Dataset items
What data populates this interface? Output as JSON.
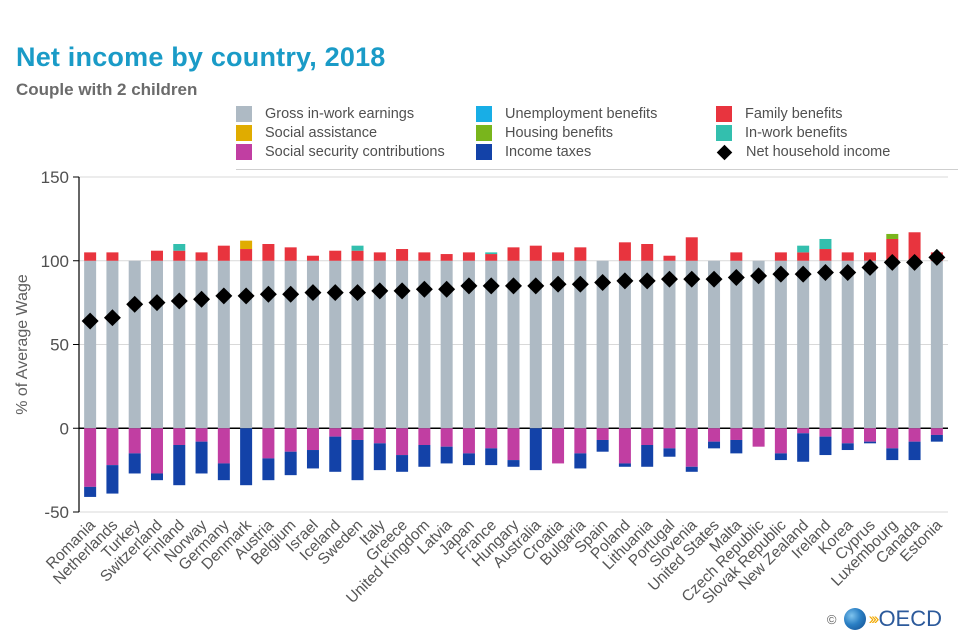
{
  "chart_data": {
    "type": "bar",
    "stacked": true,
    "title": "Net income by country, 2018",
    "subtitle": "Couple with 2 children",
    "ylabel": "% of Average Wage",
    "xlabel": "",
    "ylim": [
      -50,
      150
    ],
    "yticks": [
      -50,
      0,
      50,
      100,
      150
    ],
    "grid": true,
    "legend_position": "top-right",
    "categories": [
      "Romania",
      "Netherlands",
      "Turkey",
      "Switzerland",
      "Finland",
      "Norway",
      "Germany",
      "Denmark",
      "Austria",
      "Belgium",
      "Israel",
      "Iceland",
      "Sweden",
      "Italy",
      "Greece",
      "United Kingdom",
      "Latvia",
      "Japan",
      "France",
      "Hungary",
      "Australia",
      "Croatia",
      "Bulgaria",
      "Spain",
      "Poland",
      "Lithuania",
      "Portugal",
      "Slovenia",
      "United States",
      "Malta",
      "Czech Republic",
      "Slovak Republic",
      "New Zealand",
      "Ireland",
      "Korea",
      "Cyprus",
      "Luxembourg",
      "Canada",
      "Estonia"
    ],
    "series": [
      {
        "name": "Gross in-work earnings",
        "color": "#aebac4",
        "values": [
          100,
          100,
          100,
          100,
          100,
          100,
          100,
          100,
          100,
          100,
          100,
          100,
          100,
          100,
          100,
          100,
          100,
          100,
          100,
          100,
          100,
          100,
          100,
          100,
          100,
          100,
          100,
          100,
          100,
          100,
          100,
          100,
          100,
          100,
          100,
          100,
          100,
          100,
          100
        ]
      },
      {
        "name": "Unemployment benefits",
        "color": "#18aee6",
        "values": [
          0,
          0,
          0,
          0,
          0,
          0,
          0,
          0,
          0,
          0,
          0,
          0,
          0,
          0,
          0,
          0,
          0,
          0,
          0,
          0,
          0,
          0,
          0,
          0,
          0,
          0,
          0,
          0,
          0,
          0,
          0,
          0,
          0,
          0,
          0,
          0,
          0,
          0,
          0
        ]
      },
      {
        "name": "Family benefits",
        "color": "#e8343e",
        "values": [
          5,
          5,
          0,
          6,
          6,
          5,
          9,
          7,
          10,
          8,
          3,
          6,
          6,
          5,
          7,
          5,
          4,
          5,
          4,
          8,
          9,
          5,
          8,
          0,
          11,
          10,
          3,
          14,
          0,
          5,
          0,
          5,
          5,
          7,
          5,
          5,
          13,
          17,
          5
        ]
      },
      {
        "name": "Social assistance",
        "color": "#e0ac00",
        "values": [
          0,
          0,
          0,
          0,
          0,
          0,
          0,
          5,
          0,
          0,
          0,
          0,
          0,
          0,
          0,
          0,
          0,
          0,
          0,
          0,
          0,
          0,
          0,
          0,
          0,
          0,
          0,
          0,
          0,
          0,
          0,
          0,
          0,
          0,
          0,
          0,
          0,
          0,
          0
        ]
      },
      {
        "name": "Housing benefits",
        "color": "#79b51c",
        "values": [
          0,
          0,
          0,
          0,
          0,
          0,
          0,
          0,
          0,
          0,
          0,
          0,
          0,
          0,
          0,
          0,
          0,
          0,
          0,
          0,
          0,
          0,
          0,
          0,
          0,
          0,
          0,
          0,
          0,
          0,
          0,
          0,
          0,
          0,
          0,
          0,
          3,
          0,
          0
        ]
      },
      {
        "name": "In-work benefits",
        "color": "#33bfae",
        "values": [
          0,
          0,
          0,
          0,
          4,
          0,
          0,
          0,
          0,
          0,
          0,
          0,
          3,
          0,
          0,
          0,
          0,
          0,
          1,
          0,
          0,
          0,
          0,
          0,
          0,
          0,
          0,
          0,
          0,
          0,
          0,
          0,
          4,
          6,
          0,
          0,
          0,
          0,
          0
        ]
      },
      {
        "name": "Social security contributions",
        "color": "#c13ea2",
        "values": [
          -35,
          -22,
          -15,
          -27,
          -10,
          -8,
          -21,
          0,
          -18,
          -14,
          -13,
          -5,
          -7,
          -9,
          -16,
          -10,
          -11,
          -15,
          -12,
          -19,
          0,
          -21,
          -15,
          -7,
          -21,
          -10,
          -12,
          -23,
          -8,
          -7,
          -11,
          -15,
          -3,
          -5,
          -9,
          -8,
          -12,
          -8,
          -4
        ]
      },
      {
        "name": "Income taxes",
        "color": "#1342a8",
        "values": [
          -6,
          -17,
          -12,
          -4,
          -24,
          -19,
          -10,
          -34,
          -13,
          -14,
          -11,
          -21,
          -24,
          -16,
          -10,
          -13,
          -10,
          -7,
          -10,
          -4,
          -25,
          0,
          -9,
          -7,
          -2,
          -13,
          -5,
          -3,
          -4,
          -8,
          0,
          -4,
          -17,
          -11,
          -4,
          -1,
          -7,
          -11,
          -4
        ]
      }
    ],
    "markers": {
      "name": "Net household income",
      "color": "#000000",
      "values": [
        64,
        66,
        74,
        75,
        76,
        77,
        79,
        79,
        80,
        80,
        81,
        81,
        81,
        82,
        82,
        83,
        83,
        85,
        85,
        85,
        85,
        86,
        86,
        87,
        88,
        88,
        89,
        89,
        89,
        90,
        91,
        92,
        92,
        93,
        93,
        96,
        99,
        99,
        102
      ]
    }
  },
  "legend": [
    {
      "label": "Gross in-work earnings",
      "color": "#aebac4"
    },
    {
      "label": "Unemployment benefits",
      "color": "#18aee6"
    },
    {
      "label": "Family benefits",
      "color": "#e8343e"
    },
    {
      "label": "Social assistance",
      "color": "#e0ac00"
    },
    {
      "label": "Housing benefits",
      "color": "#79b51c"
    },
    {
      "label": "In-work benefits",
      "color": "#33bfae"
    },
    {
      "label": "Social security contributions",
      "color": "#c13ea2"
    },
    {
      "label": "Income taxes",
      "color": "#1342a8"
    },
    {
      "label": "Net household income",
      "color": "#000000"
    }
  ],
  "footer": {
    "copyright": "©",
    "brand": "OECD"
  }
}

Exercise:
In the entries above, find lines with "Housing" and copy each.

Written response:
        "name": "Housing benefits",
      "label": "Housing benefits",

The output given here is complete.